## [Supplied records]
------------------------------------

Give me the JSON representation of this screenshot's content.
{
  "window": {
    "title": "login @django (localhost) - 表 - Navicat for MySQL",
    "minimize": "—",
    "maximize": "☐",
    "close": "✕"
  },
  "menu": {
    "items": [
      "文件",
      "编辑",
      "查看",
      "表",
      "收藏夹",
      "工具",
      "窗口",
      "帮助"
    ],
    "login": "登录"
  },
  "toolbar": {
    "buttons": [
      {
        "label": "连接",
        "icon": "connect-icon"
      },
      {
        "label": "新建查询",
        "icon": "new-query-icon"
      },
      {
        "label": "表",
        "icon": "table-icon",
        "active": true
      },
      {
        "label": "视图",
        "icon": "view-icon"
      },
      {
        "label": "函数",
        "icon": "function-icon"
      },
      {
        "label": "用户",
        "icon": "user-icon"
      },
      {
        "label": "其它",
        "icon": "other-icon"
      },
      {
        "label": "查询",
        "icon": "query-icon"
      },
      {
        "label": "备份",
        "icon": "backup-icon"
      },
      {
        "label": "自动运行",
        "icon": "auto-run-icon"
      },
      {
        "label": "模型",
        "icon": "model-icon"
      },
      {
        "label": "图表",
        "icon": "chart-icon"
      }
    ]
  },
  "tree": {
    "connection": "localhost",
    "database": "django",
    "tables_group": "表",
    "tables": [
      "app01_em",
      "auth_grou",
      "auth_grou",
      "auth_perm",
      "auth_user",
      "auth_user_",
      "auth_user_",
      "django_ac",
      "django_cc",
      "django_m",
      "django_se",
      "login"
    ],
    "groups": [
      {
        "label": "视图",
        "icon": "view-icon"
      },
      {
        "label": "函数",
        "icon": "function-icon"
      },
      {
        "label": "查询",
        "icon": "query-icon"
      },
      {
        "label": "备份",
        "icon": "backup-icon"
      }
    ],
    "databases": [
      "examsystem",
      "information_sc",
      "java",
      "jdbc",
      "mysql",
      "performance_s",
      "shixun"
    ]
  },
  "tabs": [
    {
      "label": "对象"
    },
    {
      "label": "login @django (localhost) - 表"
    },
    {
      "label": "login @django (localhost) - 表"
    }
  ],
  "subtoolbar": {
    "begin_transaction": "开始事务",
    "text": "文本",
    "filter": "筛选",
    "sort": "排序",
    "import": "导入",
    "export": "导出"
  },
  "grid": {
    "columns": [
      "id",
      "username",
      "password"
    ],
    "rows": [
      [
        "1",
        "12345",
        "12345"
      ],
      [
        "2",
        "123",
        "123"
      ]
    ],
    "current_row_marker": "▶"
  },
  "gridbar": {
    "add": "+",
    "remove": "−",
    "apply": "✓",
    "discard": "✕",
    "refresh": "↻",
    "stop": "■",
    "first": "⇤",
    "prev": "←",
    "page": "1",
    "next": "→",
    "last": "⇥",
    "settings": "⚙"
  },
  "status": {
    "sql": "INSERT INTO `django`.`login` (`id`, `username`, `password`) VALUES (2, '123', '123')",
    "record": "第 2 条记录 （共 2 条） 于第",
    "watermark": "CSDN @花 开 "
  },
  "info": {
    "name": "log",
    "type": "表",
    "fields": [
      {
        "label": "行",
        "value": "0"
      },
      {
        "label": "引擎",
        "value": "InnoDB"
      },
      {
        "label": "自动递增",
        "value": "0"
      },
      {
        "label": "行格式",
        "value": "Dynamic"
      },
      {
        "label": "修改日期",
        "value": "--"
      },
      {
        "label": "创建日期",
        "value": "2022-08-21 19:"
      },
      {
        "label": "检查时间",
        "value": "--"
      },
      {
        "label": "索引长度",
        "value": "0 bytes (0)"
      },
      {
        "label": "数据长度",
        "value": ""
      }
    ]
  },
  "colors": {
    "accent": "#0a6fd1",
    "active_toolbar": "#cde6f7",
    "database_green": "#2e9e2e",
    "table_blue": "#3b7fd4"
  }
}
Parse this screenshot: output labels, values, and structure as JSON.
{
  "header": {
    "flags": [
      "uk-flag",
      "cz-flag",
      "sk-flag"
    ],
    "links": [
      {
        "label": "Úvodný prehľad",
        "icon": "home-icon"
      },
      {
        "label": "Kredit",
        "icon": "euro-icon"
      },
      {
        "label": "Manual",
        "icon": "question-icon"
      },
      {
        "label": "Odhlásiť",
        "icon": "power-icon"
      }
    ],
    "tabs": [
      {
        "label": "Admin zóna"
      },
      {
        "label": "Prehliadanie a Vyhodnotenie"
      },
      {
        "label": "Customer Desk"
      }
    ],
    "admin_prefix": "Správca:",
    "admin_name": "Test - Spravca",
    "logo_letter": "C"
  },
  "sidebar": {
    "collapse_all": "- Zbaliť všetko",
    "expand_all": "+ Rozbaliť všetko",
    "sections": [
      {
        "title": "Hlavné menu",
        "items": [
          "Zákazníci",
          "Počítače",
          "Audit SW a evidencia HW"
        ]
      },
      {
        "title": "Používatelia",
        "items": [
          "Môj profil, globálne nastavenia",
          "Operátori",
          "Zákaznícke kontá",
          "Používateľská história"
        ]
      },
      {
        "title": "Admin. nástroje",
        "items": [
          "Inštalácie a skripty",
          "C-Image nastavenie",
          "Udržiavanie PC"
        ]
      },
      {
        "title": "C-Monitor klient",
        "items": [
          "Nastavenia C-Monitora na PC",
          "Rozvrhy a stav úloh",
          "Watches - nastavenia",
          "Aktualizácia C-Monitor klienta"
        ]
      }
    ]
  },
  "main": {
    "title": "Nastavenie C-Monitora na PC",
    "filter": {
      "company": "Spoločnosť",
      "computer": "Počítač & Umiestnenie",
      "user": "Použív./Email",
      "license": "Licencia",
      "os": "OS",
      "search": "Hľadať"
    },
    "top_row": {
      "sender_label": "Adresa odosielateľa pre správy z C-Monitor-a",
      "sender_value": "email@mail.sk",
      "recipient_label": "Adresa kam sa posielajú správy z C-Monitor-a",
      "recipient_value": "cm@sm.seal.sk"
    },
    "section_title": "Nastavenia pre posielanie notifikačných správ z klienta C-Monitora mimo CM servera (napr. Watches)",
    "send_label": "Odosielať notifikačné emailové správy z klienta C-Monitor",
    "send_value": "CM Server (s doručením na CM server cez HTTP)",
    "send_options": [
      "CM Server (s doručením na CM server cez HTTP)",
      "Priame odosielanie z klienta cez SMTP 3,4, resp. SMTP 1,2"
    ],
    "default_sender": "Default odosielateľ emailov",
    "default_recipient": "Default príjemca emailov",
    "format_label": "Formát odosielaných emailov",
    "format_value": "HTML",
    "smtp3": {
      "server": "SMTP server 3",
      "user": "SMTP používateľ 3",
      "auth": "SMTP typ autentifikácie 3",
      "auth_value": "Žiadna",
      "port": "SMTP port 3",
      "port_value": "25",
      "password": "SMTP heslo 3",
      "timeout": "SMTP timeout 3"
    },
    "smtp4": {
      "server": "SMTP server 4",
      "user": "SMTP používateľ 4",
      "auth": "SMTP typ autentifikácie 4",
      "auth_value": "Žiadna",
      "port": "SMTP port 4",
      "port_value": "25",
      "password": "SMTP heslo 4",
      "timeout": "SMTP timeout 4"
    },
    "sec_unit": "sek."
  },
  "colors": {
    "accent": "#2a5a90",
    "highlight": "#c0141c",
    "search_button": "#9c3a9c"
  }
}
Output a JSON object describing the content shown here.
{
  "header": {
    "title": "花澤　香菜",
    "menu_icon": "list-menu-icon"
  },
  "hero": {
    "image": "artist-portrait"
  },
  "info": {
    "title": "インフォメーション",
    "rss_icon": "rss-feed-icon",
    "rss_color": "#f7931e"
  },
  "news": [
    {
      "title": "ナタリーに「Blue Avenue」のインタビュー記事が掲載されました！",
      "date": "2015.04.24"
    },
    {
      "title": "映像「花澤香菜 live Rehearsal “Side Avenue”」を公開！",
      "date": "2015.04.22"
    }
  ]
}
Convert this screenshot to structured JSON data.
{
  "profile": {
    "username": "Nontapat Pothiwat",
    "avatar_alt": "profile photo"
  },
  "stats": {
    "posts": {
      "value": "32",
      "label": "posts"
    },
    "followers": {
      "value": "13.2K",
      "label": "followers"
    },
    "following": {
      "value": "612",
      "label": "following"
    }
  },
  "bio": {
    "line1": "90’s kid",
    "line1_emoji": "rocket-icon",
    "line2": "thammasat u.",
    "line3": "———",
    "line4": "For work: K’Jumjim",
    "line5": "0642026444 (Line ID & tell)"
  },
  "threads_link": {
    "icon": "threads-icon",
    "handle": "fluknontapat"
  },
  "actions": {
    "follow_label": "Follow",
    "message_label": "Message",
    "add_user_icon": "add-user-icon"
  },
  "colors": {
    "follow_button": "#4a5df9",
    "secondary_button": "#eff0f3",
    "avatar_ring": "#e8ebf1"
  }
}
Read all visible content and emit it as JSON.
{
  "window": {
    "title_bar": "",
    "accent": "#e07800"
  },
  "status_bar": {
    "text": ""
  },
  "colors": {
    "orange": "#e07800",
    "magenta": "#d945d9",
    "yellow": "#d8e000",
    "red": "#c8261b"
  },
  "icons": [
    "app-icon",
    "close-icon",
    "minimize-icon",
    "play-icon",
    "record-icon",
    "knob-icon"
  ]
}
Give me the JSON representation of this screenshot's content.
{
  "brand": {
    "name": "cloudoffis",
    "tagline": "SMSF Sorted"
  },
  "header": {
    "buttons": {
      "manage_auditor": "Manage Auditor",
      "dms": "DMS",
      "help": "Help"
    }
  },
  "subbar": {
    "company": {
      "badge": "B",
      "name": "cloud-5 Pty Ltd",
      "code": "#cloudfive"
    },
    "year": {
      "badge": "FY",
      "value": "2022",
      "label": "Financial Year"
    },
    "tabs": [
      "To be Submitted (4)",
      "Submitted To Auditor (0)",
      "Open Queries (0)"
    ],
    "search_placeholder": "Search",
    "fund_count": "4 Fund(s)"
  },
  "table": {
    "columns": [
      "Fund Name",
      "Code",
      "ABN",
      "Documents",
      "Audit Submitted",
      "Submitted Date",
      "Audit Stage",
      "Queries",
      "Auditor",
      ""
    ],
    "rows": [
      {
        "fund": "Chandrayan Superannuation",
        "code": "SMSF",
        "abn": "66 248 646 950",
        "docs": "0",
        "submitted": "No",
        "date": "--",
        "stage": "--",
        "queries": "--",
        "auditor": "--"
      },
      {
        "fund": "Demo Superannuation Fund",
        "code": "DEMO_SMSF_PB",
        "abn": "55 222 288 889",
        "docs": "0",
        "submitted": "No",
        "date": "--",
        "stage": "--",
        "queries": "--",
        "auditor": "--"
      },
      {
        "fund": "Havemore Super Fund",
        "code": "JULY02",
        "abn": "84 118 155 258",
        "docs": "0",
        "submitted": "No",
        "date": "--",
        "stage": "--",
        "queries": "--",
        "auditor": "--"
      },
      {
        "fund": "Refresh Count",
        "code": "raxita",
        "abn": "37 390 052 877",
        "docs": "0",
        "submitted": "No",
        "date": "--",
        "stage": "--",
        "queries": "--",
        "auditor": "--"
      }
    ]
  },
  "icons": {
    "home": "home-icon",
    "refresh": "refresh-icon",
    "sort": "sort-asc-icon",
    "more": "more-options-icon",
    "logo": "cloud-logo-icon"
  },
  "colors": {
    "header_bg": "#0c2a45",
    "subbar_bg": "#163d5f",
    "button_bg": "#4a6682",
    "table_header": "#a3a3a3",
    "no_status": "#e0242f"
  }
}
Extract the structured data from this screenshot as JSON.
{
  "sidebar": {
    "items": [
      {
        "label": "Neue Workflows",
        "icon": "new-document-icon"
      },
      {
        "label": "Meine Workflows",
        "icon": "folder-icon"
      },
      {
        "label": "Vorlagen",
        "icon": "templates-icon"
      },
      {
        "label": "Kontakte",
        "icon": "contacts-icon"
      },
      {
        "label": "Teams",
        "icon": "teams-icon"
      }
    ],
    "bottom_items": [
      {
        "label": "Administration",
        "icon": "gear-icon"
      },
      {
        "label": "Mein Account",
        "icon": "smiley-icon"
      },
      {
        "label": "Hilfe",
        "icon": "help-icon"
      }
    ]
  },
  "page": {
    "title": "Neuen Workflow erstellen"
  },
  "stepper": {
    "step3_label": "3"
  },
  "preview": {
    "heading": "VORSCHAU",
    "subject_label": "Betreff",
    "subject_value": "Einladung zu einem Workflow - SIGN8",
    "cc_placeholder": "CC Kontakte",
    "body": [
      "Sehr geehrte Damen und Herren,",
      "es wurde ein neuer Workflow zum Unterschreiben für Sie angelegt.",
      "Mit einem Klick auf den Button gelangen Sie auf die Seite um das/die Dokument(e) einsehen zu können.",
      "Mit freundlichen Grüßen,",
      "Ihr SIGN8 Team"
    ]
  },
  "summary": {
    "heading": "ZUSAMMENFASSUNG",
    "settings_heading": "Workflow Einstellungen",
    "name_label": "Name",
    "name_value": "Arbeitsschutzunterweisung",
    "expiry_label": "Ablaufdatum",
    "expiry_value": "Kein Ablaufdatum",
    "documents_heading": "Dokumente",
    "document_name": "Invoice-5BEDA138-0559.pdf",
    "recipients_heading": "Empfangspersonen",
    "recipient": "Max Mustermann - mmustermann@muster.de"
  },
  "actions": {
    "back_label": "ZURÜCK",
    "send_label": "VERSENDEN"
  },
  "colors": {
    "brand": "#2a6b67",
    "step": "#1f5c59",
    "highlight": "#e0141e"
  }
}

------------------------------------

## [Aim of the task]
All lines from the one containing "Extract the structured" through the final line of the listing above are to be reproduced exactly; include both and add nothing.

## [Finished task]
Extract the structured data from this screenshot as JSON.
{
  "sidebar": {
    "items": [
      {
        "label": "Neue Workflows",
        "icon": "new-document-icon"
      },
      {
        "label": "Meine Workflows",
        "icon": "folder-icon"
      },
      {
        "label": "Vorlagen",
        "icon": "templates-icon"
      },
      {
        "label": "Kontakte",
        "icon": "contacts-icon"
      },
      {
        "label": "Teams",
        "icon": "teams-icon"
      }
    ],
    "bottom_items": [
      {
        "label": "Administration",
        "icon": "gear-icon"
      },
      {
        "label": "Mein Account",
        "icon": "smiley-icon"
      },
      {
        "label": "Hilfe",
        "icon": "help-icon"
      }
    ]
  },
  "page": {
    "title": "Neuen Workflow erstellen"
  },
  "stepper": {
    "step3_label": "3"
  },
  "preview": {
    "heading": "VORSCHAU",
    "subject_label": "Betreff",
    "subject_value": "Einladung zu einem Workflow - SIGN8",
    "cc_placeholder": "CC Kontakte",
    "body": [
      "Sehr geehrte Damen und Herren,",
      "es wurde ein neuer Workflow zum Unterschreiben für Sie angelegt.",
      "Mit einem Klick auf den Button gelangen Sie auf die Seite um das/die Dokument(e) einsehen zu können.",
      "Mit freundlichen Grüßen,",
      "Ihr SIGN8 Team"
    ]
  },
  "summary": {
    "heading": "ZUSAMMENFASSUNG",
    "settings_heading": "Workflow Einstellungen",
    "name_label": "Name",
    "name_value": "Arbeitsschutzunterweisung",
    "expiry_label": "Ablaufdatum",
    "expiry_value": "Kein Ablaufdatum",
    "documents_heading": "Dokumente",
    "document_name": "Invoice-5BEDA138-0559.pdf",
    "recipients_heading": "Empfangspersonen",
    "recipient": "Max Mustermann - mmustermann@muster.de"
  },
  "actions": {
    "back_label": "ZURÜCK",
    "send_label": "VERSENDEN"
  },
  "colors": {
    "brand": "#2a6b67",
    "step": "#1f5c59",
    "highlight": "#e0141e"
  }
}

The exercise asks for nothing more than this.